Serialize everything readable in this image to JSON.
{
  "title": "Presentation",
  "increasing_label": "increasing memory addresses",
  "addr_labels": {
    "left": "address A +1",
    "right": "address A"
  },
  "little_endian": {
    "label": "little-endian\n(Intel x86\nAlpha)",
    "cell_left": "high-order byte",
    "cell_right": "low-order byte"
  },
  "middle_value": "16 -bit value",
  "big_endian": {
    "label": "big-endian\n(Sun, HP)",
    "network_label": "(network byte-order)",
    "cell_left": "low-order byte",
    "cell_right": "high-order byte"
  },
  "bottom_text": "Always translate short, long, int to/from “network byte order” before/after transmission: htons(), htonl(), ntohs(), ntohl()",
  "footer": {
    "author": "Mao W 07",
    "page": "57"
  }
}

=======

Write each line above out exactly.

Serialize everything readable in this image to JSON.
{
  "title": "Presentation",
  "increasing_label": "increasing memory addresses",
  "addr_labels": {
    "left": "address A +1",
    "right": "address A"
  },
  "little_endian": {
    "label": "little-endian\n(Intel x86\nAlpha)",
    "cell_left": "high-order byte",
    "cell_right": "low-order byte"
  },
  "middle_value": "16 -bit value",
  "big_endian": {
    "label": "big-endian\n(Sun, HP)",
    "network_label": "(network byte-order)",
    "cell_left": "low-order byte",
    "cell_right": "high-order byte"
  },
  "bottom_text": "Always translate short, long, int to/from “network byte order” before/after transmission: htons(), htonl(), ntohs(), ntohl()",
  "footer": {
    "author": "Mao W 07",
    "page": "57"
  }
}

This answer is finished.